WHAT YOU HAVE TO DO:
Transcribe all of the material exactly.

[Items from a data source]
------------------------------

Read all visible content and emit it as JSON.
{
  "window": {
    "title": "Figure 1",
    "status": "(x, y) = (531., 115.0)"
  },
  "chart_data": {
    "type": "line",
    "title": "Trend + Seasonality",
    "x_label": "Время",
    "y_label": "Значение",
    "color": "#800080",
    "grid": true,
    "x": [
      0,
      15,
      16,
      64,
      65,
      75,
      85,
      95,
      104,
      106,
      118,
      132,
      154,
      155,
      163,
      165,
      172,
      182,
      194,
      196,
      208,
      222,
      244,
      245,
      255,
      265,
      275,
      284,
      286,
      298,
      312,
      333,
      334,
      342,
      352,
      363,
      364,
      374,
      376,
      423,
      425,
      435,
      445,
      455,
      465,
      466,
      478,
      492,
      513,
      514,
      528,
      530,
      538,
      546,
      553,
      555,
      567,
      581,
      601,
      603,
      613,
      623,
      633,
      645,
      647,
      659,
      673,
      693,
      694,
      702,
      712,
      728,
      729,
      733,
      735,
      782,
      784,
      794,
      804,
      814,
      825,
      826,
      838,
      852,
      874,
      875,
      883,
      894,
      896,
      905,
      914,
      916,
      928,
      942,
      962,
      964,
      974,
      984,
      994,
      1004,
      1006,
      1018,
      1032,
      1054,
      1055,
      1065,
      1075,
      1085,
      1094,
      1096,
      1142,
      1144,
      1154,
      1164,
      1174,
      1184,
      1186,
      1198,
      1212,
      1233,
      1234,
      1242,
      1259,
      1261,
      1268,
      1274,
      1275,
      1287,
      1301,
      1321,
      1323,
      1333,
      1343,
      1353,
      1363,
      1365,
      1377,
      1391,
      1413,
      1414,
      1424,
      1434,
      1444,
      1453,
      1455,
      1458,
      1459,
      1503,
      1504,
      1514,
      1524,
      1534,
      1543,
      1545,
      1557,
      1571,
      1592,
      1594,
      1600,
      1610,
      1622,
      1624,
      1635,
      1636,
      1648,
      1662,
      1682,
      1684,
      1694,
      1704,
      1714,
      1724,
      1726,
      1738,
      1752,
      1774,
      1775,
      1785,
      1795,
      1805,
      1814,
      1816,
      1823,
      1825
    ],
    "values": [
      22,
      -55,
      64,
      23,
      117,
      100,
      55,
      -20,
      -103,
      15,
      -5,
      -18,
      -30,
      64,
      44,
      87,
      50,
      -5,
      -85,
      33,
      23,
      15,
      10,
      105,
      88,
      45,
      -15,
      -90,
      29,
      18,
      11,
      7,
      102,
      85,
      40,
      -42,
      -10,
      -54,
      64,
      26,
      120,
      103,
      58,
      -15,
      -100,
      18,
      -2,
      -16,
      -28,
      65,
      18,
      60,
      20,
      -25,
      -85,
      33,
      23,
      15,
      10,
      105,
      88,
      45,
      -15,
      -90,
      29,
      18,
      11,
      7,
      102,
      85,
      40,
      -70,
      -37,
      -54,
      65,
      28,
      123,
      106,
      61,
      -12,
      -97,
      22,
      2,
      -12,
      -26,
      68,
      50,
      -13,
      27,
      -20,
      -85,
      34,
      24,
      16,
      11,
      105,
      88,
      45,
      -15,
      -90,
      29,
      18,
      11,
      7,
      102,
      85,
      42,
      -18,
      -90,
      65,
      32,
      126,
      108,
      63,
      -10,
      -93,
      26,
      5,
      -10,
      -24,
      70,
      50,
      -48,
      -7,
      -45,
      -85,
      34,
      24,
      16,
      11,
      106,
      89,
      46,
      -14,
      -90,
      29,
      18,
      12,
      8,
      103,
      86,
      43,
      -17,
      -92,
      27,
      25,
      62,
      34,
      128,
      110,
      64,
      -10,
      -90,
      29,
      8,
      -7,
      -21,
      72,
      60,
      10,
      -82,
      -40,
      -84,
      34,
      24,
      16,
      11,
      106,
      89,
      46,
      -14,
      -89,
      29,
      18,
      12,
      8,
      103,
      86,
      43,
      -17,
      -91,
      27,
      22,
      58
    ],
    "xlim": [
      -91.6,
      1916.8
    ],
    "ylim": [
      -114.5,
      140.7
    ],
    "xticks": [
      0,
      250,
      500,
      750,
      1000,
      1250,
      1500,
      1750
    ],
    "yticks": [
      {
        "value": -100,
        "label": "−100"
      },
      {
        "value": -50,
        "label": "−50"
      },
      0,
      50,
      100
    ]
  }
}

------------------------------

ANSWER:
Read all visible content and emit it as JSON.
{
  "window": {
    "title": "Figure 1",
    "status": "(x, y) = (531., 115.0)"
  },
  "chart_data": {
    "type": "line",
    "title": "Trend + Seasonality",
    "x_label": "Время",
    "y_label": "Значение",
    "color": "#800080",
    "grid": true,
    "x": [
      0,
      15,
      16,
      64,
      65,
      75,
      85,
      95,
      104,
      106,
      118,
      132,
      154,
      155,
      163,
      165,
      172,
      182,
      194,
      196,
      208,
      222,
      244,
      245,
      255,
      265,
      275,
      284,
      286,
      298,
      312,
      333,
      334,
      342,
      352,
      363,
      364,
      374,
      376,
      423,
      425,
      435,
      445,
      455,
      465,
      466,
      478,
      492,
      513,
      514,
      528,
      530,
      538,
      546,
      553,
      555,
      567,
      581,
      601,
      603,
      613,
      623,
      633,
      645,
      647,
      659,
      673,
      693,
      694,
      702,
      712,
      728,
      729,
      733,
      735,
      782,
      784,
      794,
      804,
      814,
      825,
      826,
      838,
      852,
      874,
      875,
      883,
      894,
      896,
      905,
      914,
      916,
      928,
      942,
      962,
      964,
      974,
      984,
      994,
      1004,
      1006,
      1018,
      1032,
      1054,
      1055,
      1065,
      1075,
      1085,
      1094,
      1096,
      1142,
      1144,
      1154,
      1164,
      1174,
      1184,
      1186,
      1198,
      1212,
      1233,
      1234,
      1242,
      1259,
      1261,
      1268,
      1274,
      1275,
      1287,
      1301,
      1321,
      1323,
      1333,
      1343,
      1353,
      1363,
      1365,
      1377,
      1391,
      1413,
      1414,
      1424,
      1434,
      1444,
      1453,
      1455,
      1458,
      1459,
      1503,
      1504,
      1514,
      1524,
      1534,
      1543,
      1545,
      1557,
      1571,
      1592,
      1594,
      1600,
      1610,
      1622,
      1624,
      1635,
      1636,
      1648,
      1662,
      1682,
      1684,
      1694,
      1704,
      1714,
      1724,
      1726,
      1738,
      1752,
      1774,
      1775,
      1785,
      1795,
      1805,
      1814,
      1816,
      1823,
      1825
    ],
    "values": [
      22,
      -55,
      64,
      23,
      117,
      100,
      55,
      -20,
      -103,
      15,
      -5,
      -18,
      -30,
      64,
      44,
      87,
      50,
      -5,
      -85,
      33,
      23,
      15,
      10,
      105,
      88,
      45,
      -15,
      -90,
      29,
      18,
      11,
      7,
      102,
      85,
      40,
      -42,
      -10,
      -54,
      64,
      26,
      120,
      103,
      58,
      -15,
      -100,
      18,
      -2,
      -16,
      -28,
      65,
      18,
      60,
      20,
      -25,
      -85,
      33,
      23,
      15,
      10,
      105,
      88,
      45,
      -15,
      -90,
      29,
      18,
      11,
      7,
      102,
      85,
      40,
      -70,
      -37,
      -54,
      65,
      28,
      123,
      106,
      61,
      -12,
      -97,
      22,
      2,
      -12,
      -26,
      68,
      50,
      -13,
      27,
      -20,
      -85,
      34,
      24,
      16,
      11,
      105,
      88,
      45,
      -15,
      -90,
      29,
      18,
      11,
      7,
      102,
      85,
      42,
      -18,
      -90,
      65,
      32,
      126,
      108,
      63,
      -10,
      -93,
      26,
      5,
      -10,
      -24,
      70,
      50,
      -48,
      -7,
      -45,
      -85,
      34,
      24,
      16,
      11,
      106,
      89,
      46,
      -14,
      -90,
      29,
      18,
      12,
      8,
      103,
      86,
      43,
      -17,
      -92,
      27,
      25,
      62,
      34,
      128,
      110,
      64,
      -10,
      -90,
      29,
      8,
      -7,
      -21,
      72,
      60,
      10,
      -82,
      -40,
      -84,
      34,
      24,
      16,
      11,
      106,
      89,
      46,
      -14,
      -89,
      29,
      18,
      12,
      8,
      103,
      86,
      43,
      -17,
      -91,
      27,
      22,
      58
    ],
    "xlim": [
      -91.6,
      1916.8
    ],
    "ylim": [
      -114.5,
      140.7
    ],
    "xticks": [
      0,
      250,
      500,
      750,
      1000,
      1250,
      1500,
      1750
    ],
    "yticks": [
      {
        "value": -100,
        "label": "−100"
      },
      {
        "value": -50,
        "label": "−50"
      },
      0,
      50,
      100
    ]
  }
}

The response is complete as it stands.